Output every line of the entries below as a numbered list, skipping blank lines and leaving out the pictures.

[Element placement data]
= = =

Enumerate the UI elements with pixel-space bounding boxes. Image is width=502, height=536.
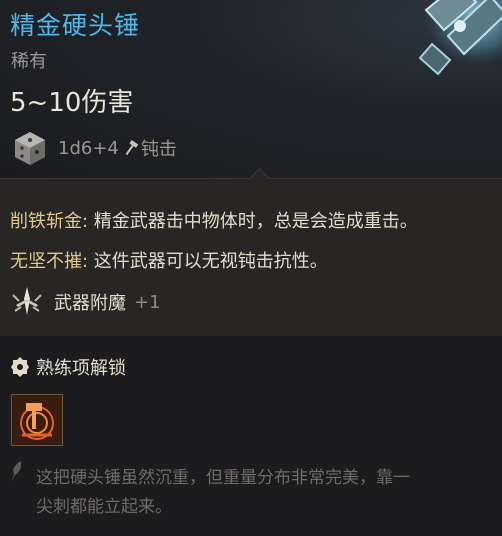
proficiency-slot[interactable] <box>11 394 63 446</box>
damage-type: 钝击 <box>140 139 177 160</box>
damage-dice-row: 1d6+4 钝击 <box>12 130 177 166</box>
proficiency-section: 熟练项解锁 这把硬头锤虽然沉重，但重量分布非常完美，靠一 尖刺都能立起来。 <box>0 336 502 536</box>
mace-head-art <box>418 0 502 76</box>
passive-2[interactable]: 无坚不摧: 这件武器可以无视钝击抗性。 <box>10 247 328 273</box>
hammer-icon <box>125 139 139 156</box>
enchant-row[interactable]: 武器附魔 +1 <box>10 285 161 319</box>
enchant-sword-icon <box>12 287 42 315</box>
damage-dice: 1d6+4 <box>58 137 119 159</box>
item-tooltip: 精金硬头锤 稀有 5~10伤害 1d6+4 钝击 削铁斩金: 精金武器击中物体时… <box>0 0 502 536</box>
d6-dice-icon <box>15 132 45 165</box>
passive-desc: 这件武器可以无视钝击抗性。 <box>88 251 328 272</box>
passive-name: 削铁斩金: <box>10 211 89 232</box>
quill-icon <box>12 461 22 481</box>
unlock-icon <box>11 357 29 377</box>
item-name: 精金硬头锤 <box>10 11 141 40</box>
enchant-value: +1 <box>134 291 161 313</box>
proficiency-header: 熟练项解锁 <box>10 354 126 380</box>
smash-proficiency-icon <box>12 395 62 445</box>
proficiency-title: 熟练项解锁 <box>36 358 126 379</box>
damage-range: 5~10伤害 <box>10 88 134 118</box>
tooltip-header: 精金硬头锤 稀有 5~10伤害 1d6+4 钝击 <box>0 0 502 178</box>
item-rarity: 稀有 <box>11 51 47 72</box>
passive-1[interactable]: 削铁斩金: 精金武器击中物体时，总是会造成重击。 <box>10 207 418 233</box>
passives-section: 削铁斩金: 精金武器击中物体时，总是会造成重击。 无坚不摧: 这件武器可以无视钝… <box>0 167 502 337</box>
flavor-text: 这把硬头锤虽然沉重，但重量分布非常完美，靠一 尖刺都能立起来。 <box>36 468 410 517</box>
passive-name: 无坚不摧: <box>10 251 89 272</box>
passive-desc: 精金武器击中物体时，总是会造成重击。 <box>88 211 418 232</box>
enchant-label: 武器附魔 <box>54 293 126 314</box>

= = =

* Problem solution *
1. Enumerate the UI elements with pixel-space bounding boxes. Image is width=502, height=536.
2. proficiency-slot[interactable] <box>11 394 63 446</box>
3. damage-type: 钝击 <box>140 139 177 160</box>
4. damage-dice-row: 1d6+4 钝击 <box>12 130 177 166</box>
5. proficiency-section: 熟练项解锁 这把硬头锤虽然沉重，但重量分布非常完美，靠一 尖刺都能立起来。 <box>0 336 502 536</box>
6. mace-head-art <box>418 0 502 76</box>
7. passive-2[interactable]: 无坚不摧: 这件武器可以无视钝击抗性。 <box>10 247 328 273</box>
8. hammer-icon <box>125 139 139 156</box>
9. enchant-row[interactable]: 武器附魔 +1 <box>10 285 161 319</box>
10. enchant-sword-icon <box>12 287 42 315</box>
11. damage-dice: 1d6+4 <box>58 137 119 159</box>
12. item-tooltip: 精金硬头锤 稀有 5~10伤害 1d6+4 钝击 削铁斩金: 精金武器击中物体时… <box>0 0 502 536</box>
13. d6-dice-icon <box>15 132 45 165</box>
14. passive-desc: 这件武器可以无视钝击抗性。 <box>88 251 328 272</box>
15. passive-name: 削铁斩金: <box>10 211 89 232</box>
16. quill-icon <box>12 461 22 481</box>
17. unlock-icon <box>11 357 29 377</box>
18. item-name: 精金硬头锤 <box>10 11 141 40</box>
19. enchant-value: +1 <box>134 291 161 313</box>
20. proficiency-header: 熟练项解锁 <box>10 354 126 380</box>
21. smash-proficiency-icon <box>12 395 62 445</box>
22. proficiency-title: 熟练项解锁 <box>36 358 126 379</box>
23. damage-range: 5~10伤害 <box>10 88 134 118</box>
24. tooltip-header: 精金硬头锤 稀有 5~10伤害 1d6+4 钝击 <box>0 0 502 178</box>
25. item-rarity: 稀有 <box>11 51 47 72</box>
26. passive-1[interactable]: 削铁斩金: 精金武器击中物体时，总是会造成重击。 <box>10 207 418 233</box>
27. passives-section: 削铁斩金: 精金武器击中物体时，总是会造成重击。 无坚不摧: 这件武器可以无视钝… <box>0 167 502 337</box>
28. flavor-text: 这把硬头锤虽然沉重，但重量分布非常完美，靠一 尖刺都能立起来。 <box>36 468 410 517</box>
29. passive-name: 无坚不摧: <box>10 251 89 272</box>
30. passive-desc: 精金武器击中物体时，总是会造成重击。 <box>88 211 418 232</box>
31. enchant-label: 武器附魔 <box>54 293 126 314</box>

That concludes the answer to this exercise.